**Work to do:** Filter the records below down to lines containing "screenshot".
Data for this task start
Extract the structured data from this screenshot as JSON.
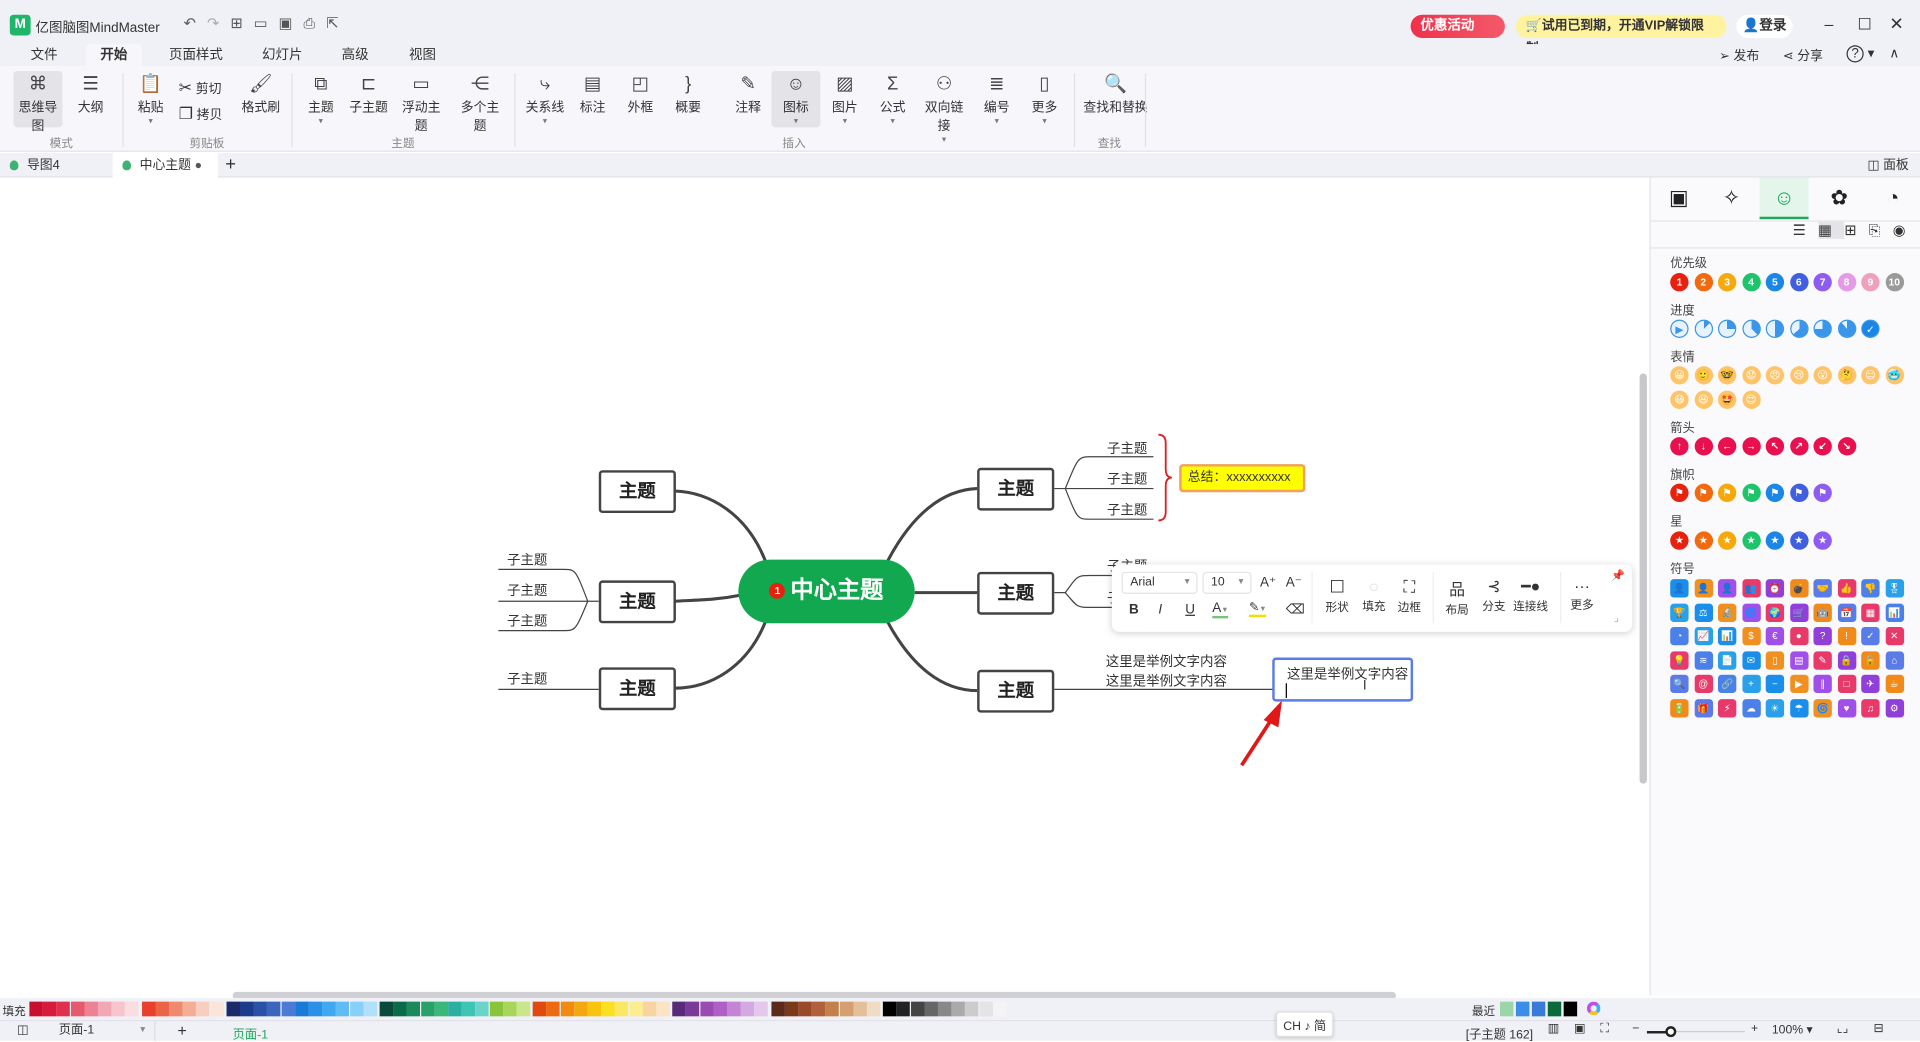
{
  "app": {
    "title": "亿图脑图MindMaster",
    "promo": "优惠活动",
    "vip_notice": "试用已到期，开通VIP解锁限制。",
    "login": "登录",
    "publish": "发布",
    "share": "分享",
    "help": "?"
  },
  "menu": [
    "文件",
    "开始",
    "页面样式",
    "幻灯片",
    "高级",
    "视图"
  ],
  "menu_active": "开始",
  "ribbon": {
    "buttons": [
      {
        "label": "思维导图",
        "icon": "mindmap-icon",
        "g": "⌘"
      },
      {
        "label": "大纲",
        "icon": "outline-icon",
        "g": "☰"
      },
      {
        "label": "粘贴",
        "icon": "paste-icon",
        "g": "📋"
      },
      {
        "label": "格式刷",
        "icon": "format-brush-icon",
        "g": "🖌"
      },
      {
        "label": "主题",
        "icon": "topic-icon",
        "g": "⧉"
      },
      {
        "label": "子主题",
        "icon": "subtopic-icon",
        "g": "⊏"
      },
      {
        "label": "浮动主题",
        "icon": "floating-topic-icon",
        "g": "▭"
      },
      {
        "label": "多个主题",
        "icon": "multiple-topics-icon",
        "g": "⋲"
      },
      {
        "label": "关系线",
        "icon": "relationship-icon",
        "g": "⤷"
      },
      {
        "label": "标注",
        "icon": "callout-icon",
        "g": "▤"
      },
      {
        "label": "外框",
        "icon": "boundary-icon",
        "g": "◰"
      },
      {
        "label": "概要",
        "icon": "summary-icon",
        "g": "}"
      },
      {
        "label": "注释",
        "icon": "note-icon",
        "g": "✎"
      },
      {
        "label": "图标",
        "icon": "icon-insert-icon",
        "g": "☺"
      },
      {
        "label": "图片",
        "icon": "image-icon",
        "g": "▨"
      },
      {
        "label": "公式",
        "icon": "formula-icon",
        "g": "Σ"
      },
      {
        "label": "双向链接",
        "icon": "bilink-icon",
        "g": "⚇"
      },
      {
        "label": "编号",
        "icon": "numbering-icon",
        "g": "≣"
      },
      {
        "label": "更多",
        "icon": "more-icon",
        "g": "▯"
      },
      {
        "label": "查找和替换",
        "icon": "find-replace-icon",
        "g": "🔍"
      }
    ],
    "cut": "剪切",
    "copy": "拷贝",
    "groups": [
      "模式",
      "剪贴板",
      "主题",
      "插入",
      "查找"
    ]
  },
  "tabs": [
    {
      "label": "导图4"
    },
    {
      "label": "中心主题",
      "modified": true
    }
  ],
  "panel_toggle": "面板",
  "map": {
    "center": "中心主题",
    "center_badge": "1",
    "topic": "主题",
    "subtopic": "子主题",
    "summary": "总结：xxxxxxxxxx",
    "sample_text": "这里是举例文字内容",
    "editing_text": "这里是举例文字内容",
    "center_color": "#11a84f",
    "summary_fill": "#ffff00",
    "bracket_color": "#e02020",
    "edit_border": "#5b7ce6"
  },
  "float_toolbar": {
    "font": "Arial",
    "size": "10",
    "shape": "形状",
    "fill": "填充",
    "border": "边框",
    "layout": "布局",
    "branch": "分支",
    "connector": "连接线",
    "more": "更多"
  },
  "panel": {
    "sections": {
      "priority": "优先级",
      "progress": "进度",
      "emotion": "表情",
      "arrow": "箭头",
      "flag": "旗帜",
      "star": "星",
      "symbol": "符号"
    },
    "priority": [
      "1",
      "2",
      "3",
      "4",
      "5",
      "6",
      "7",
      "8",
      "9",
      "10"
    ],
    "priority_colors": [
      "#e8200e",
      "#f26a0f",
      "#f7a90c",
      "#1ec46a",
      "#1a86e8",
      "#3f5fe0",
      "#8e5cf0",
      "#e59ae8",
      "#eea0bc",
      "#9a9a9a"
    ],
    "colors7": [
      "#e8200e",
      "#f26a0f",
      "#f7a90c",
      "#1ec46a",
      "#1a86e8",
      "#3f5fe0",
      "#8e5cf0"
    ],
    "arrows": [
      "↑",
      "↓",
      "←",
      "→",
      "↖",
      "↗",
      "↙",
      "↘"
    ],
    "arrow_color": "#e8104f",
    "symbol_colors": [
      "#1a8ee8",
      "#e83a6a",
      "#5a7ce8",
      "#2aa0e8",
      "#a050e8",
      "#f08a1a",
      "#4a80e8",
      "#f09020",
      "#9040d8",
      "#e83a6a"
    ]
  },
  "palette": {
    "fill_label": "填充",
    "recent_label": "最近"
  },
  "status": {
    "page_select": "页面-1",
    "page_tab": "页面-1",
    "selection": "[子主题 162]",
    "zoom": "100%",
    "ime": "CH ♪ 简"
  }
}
Data for this task end
Data for this task start
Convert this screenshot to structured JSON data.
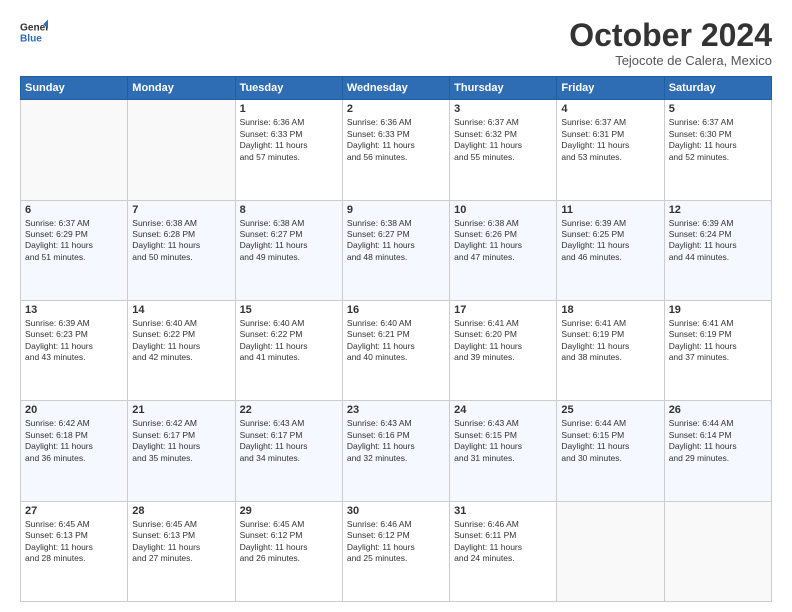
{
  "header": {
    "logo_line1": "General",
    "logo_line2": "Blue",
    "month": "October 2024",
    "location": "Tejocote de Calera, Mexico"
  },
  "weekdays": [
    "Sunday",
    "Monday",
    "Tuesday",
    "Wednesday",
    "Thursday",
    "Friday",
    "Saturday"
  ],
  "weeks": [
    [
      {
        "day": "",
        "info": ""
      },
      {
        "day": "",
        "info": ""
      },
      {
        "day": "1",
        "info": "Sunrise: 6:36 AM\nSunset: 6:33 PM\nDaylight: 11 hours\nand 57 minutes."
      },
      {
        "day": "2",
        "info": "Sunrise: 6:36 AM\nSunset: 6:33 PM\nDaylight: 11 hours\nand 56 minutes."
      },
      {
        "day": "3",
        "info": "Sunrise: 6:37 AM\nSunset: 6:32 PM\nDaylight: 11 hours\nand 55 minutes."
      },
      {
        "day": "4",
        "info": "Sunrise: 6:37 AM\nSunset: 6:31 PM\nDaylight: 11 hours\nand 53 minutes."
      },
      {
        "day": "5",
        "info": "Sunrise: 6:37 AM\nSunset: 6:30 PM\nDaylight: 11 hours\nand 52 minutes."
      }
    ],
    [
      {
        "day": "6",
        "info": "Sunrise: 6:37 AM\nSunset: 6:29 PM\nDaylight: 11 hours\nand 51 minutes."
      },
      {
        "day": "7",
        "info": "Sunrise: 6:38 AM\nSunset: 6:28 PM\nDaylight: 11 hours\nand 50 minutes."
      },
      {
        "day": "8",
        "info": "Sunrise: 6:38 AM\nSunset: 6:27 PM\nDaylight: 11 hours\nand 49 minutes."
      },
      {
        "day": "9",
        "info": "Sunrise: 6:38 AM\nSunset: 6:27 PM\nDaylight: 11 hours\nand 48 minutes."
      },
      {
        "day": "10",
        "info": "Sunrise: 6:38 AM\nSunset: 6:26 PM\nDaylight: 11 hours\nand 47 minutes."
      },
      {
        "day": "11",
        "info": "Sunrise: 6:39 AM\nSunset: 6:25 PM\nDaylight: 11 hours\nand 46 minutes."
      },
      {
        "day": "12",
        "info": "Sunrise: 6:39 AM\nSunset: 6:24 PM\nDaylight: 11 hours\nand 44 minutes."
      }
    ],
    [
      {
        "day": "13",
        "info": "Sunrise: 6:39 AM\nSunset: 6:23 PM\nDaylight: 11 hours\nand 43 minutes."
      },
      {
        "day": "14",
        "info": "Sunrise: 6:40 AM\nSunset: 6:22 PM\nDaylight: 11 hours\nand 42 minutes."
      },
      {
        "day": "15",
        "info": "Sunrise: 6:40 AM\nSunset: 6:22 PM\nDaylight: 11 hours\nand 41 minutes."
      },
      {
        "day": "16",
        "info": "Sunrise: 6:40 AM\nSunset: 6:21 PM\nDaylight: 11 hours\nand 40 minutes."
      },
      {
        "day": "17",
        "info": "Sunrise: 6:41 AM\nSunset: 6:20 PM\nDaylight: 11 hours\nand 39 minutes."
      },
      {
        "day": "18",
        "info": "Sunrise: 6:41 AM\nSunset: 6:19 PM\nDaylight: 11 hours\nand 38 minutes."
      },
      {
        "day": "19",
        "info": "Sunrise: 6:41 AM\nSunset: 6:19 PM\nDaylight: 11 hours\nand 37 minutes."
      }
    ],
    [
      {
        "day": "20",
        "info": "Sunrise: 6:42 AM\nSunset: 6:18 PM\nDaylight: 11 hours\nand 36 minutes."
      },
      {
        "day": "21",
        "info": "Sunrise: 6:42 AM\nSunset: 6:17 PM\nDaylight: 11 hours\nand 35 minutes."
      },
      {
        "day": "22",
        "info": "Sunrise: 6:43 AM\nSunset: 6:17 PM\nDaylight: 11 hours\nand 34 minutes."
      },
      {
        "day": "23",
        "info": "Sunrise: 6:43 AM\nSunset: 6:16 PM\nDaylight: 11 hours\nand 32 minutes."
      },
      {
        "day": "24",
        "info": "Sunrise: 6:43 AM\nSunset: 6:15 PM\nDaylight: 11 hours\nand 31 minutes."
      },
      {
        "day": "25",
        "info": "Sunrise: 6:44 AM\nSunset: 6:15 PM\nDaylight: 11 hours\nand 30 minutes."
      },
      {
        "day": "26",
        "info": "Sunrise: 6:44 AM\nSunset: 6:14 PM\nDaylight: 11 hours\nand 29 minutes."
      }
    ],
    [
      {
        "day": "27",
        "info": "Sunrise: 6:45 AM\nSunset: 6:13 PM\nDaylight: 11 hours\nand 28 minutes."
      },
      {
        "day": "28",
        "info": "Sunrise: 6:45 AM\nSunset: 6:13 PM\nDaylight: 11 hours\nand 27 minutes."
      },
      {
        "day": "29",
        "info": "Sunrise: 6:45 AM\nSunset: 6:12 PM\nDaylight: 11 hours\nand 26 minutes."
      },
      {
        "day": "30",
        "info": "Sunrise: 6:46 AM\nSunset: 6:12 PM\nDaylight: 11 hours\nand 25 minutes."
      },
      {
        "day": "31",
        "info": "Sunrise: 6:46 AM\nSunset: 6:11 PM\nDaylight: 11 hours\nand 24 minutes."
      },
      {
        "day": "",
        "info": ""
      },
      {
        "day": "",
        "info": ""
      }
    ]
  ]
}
Data for this task end
**The response:**
Extract the structured data from this screenshot as JSON.
Convert this screenshot to structured JSON data.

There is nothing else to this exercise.